--- BEGIN Exercise data ---

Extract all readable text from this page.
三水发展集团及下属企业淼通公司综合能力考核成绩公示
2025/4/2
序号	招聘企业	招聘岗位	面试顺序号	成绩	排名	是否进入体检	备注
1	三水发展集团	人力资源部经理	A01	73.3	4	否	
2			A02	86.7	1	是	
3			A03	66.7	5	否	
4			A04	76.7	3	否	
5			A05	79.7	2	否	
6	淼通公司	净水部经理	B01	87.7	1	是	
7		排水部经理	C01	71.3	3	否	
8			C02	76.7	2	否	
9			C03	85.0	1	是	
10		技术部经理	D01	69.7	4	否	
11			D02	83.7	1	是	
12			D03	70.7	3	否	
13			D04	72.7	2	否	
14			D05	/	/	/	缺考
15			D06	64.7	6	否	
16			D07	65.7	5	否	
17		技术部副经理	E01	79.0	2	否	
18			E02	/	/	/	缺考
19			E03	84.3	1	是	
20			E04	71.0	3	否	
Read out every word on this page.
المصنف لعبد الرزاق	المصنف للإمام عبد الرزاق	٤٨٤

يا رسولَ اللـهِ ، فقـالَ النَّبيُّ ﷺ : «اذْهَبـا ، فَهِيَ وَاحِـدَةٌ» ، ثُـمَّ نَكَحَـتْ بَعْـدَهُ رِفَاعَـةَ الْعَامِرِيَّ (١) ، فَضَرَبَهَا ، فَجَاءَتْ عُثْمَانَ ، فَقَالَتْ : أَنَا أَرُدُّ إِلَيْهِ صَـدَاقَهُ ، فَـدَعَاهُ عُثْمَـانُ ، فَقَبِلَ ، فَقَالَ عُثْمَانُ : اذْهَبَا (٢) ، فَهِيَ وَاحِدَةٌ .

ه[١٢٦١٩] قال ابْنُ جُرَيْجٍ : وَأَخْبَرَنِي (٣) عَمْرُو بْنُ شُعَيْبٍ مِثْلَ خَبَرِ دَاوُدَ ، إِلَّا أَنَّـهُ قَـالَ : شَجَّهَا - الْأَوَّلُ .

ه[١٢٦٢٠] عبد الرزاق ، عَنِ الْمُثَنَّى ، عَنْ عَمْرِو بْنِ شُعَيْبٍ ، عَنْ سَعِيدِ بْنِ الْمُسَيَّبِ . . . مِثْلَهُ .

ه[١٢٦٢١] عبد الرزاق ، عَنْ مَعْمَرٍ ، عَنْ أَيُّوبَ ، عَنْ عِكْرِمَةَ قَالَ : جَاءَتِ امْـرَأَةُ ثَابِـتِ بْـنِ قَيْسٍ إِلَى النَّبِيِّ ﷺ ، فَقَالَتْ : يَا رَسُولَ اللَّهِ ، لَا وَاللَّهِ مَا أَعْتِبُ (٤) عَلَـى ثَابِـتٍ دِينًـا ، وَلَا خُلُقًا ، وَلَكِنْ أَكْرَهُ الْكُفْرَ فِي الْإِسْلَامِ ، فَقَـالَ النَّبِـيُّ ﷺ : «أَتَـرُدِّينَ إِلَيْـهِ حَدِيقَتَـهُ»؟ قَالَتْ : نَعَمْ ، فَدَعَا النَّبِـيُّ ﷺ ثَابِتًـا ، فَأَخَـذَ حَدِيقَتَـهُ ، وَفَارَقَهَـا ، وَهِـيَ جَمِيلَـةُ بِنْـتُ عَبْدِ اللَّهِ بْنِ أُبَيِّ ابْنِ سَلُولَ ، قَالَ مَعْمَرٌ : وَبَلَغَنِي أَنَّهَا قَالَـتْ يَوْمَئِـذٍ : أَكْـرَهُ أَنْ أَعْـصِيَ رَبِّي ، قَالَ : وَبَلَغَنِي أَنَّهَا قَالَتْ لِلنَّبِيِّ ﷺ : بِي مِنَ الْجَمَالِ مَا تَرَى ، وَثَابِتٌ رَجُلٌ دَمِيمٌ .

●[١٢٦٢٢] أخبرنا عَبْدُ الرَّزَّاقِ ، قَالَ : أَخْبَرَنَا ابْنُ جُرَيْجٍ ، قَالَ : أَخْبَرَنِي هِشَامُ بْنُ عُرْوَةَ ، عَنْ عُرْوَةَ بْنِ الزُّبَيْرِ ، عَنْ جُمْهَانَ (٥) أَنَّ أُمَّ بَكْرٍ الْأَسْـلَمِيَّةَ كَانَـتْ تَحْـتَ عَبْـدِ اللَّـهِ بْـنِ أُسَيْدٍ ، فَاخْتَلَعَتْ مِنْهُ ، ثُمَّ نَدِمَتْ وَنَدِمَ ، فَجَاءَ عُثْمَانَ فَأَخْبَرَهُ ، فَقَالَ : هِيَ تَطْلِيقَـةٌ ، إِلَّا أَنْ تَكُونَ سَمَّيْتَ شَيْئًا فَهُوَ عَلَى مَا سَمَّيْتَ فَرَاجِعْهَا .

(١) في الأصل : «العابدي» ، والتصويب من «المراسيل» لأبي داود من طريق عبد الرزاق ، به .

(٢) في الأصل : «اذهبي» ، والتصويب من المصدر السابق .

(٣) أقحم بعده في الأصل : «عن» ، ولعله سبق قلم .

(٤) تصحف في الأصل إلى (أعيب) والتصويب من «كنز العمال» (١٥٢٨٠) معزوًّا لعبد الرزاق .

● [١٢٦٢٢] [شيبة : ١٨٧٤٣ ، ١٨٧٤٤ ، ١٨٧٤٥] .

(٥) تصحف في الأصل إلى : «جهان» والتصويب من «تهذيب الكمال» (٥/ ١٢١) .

--- END Exercise data ---

All of the material above needs to be retyped word for word.

Extract all readable text from this page.
三水发展集团及下属企业淼通公司综合能力考核成绩公示
2025/4/2
序号	招聘企业	招聘岗位	面试顺序号	成绩	排名	是否进入体检	备注
1	三水发展集团	人力资源部经理	A01	73.3	4	否	
2			A02	86.7	1	是	
3			A03	66.7	5	否	
4			A04	76.7	3	否	
5			A05	79.7	2	否	
6	淼通公司	净水部经理	B01	87.7	1	是	
7		排水部经理	C01	71.3	3	否	
8			C02	76.7	2	否	
9			C03	85.0	1	是	
10		技术部经理	D01	69.7	4	否	
11			D02	83.7	1	是	
12			D03	70.7	3	否	
13			D04	72.7	2	否	
14			D05	/	/	/	缺考
15			D06	64.7	6	否	
16			D07	65.7	5	否	
17		技术部副经理	E01	79.0	2	否	
18			E02	/	/	/	缺考
19			E03	84.3	1	是	
20			E04	71.0	3	否	
Read out every word on this page.
المصنف لعبد الرزاق	المصنف للإمام عبد الرزاق	٤٨٤

يا رسولَ اللـهِ ، فقـالَ النَّبيُّ ﷺ : «اذْهَبـا ، فَهِيَ وَاحِـدَةٌ» ، ثُـمَّ نَكَحَـتْ بَعْـدَهُ رِفَاعَـةَ الْعَامِرِيَّ (١) ، فَضَرَبَهَا ، فَجَاءَتْ عُثْمَانَ ، فَقَالَتْ : أَنَا أَرُدُّ إِلَيْهِ صَـدَاقَهُ ، فَـدَعَاهُ عُثْمَـانُ ، فَقَبِلَ ، فَقَالَ عُثْمَانُ : اذْهَبَا (٢) ، فَهِيَ وَاحِدَةٌ .

ه[١٢٦١٩] قال ابْنُ جُرَيْجٍ : وَأَخْبَرَنِي (٣) عَمْرُو بْنُ شُعَيْبٍ مِثْلَ خَبَرِ دَاوُدَ ، إِلَّا أَنَّـهُ قَـالَ : شَجَّهَا - الْأَوَّلُ .

ه[١٢٦٢٠] عبد الرزاق ، عَنِ الْمُثَنَّى ، عَنْ عَمْرِو بْنِ شُعَيْبٍ ، عَنْ سَعِيدِ بْنِ الْمُسَيَّبِ . . . مِثْلَهُ .

ه[١٢٦٢١] عبد الرزاق ، عَنْ مَعْمَرٍ ، عَنْ أَيُّوبَ ، عَنْ عِكْرِمَةَ قَالَ : جَاءَتِ امْـرَأَةُ ثَابِـتِ بْـنِ قَيْسٍ إِلَى النَّبِيِّ ﷺ ، فَقَالَتْ : يَا رَسُولَ اللَّهِ ، لَا وَاللَّهِ مَا أَعْتِبُ (٤) عَلَـى ثَابِـتٍ دِينًـا ، وَلَا خُلُقًا ، وَلَكِنْ أَكْرَهُ الْكُفْرَ فِي الْإِسْلَامِ ، فَقَـالَ النَّبِـيُّ ﷺ : «أَتَـرُدِّينَ إِلَيْـهِ حَدِيقَتَـهُ»؟ قَالَتْ : نَعَمْ ، فَدَعَا النَّبِـيُّ ﷺ ثَابِتًـا ، فَأَخَـذَ حَدِيقَتَـهُ ، وَفَارَقَهَـا ، وَهِـيَ جَمِيلَـةُ بِنْـتُ عَبْدِ اللَّهِ بْنِ أُبَيِّ ابْنِ سَلُولَ ، قَالَ مَعْمَرٌ : وَبَلَغَنِي أَنَّهَا قَالَـتْ يَوْمَئِـذٍ : أَكْـرَهُ أَنْ أَعْـصِيَ رَبِّي ، قَالَ : وَبَلَغَنِي أَنَّهَا قَالَتْ لِلنَّبِيِّ ﷺ : بِي مِنَ الْجَمَالِ مَا تَرَى ، وَثَابِتٌ رَجُلٌ دَمِيمٌ .

●[١٢٦٢٢] أخبرنا عَبْدُ الرَّزَّاقِ ، قَالَ : أَخْبَرَنَا ابْنُ جُرَيْجٍ ، قَالَ : أَخْبَرَنِي هِشَامُ بْنُ عُرْوَةَ ، عَنْ عُرْوَةَ بْنِ الزُّبَيْرِ ، عَنْ جُمْهَانَ (٥) أَنَّ أُمَّ بَكْرٍ الْأَسْـلَمِيَّةَ كَانَـتْ تَحْـتَ عَبْـدِ اللَّـهِ بْـنِ أُسَيْدٍ ، فَاخْتَلَعَتْ مِنْهُ ، ثُمَّ نَدِمَتْ وَنَدِمَ ، فَجَاءَ عُثْمَانَ فَأَخْبَرَهُ ، فَقَالَ : هِيَ تَطْلِيقَـةٌ ، إِلَّا أَنْ تَكُونَ سَمَّيْتَ شَيْئًا فَهُوَ عَلَى مَا سَمَّيْتَ فَرَاجِعْهَا .

(١) في الأصل : «العابدي» ، والتصويب من «المراسيل» لأبي داود من طريق عبد الرزاق ، به .

(٢) في الأصل : «اذهبي» ، والتصويب من المصدر السابق .

(٣) أقحم بعده في الأصل : «عن» ، ولعله سبق قلم .

(٤) تصحف في الأصل إلى (أعيب) والتصويب من «كنز العمال» (١٥٢٨٠) معزوًّا لعبد الرزاق .

● [١٢٦٢٢] [شيبة : ١٨٧٤٣ ، ١٨٧٤٤ ، ١٨٧٤٥] .

(٥) تصحف في الأصل إلى : «جهان» والتصويب من «تهذيب الكمال» (٥/ ١٢١) .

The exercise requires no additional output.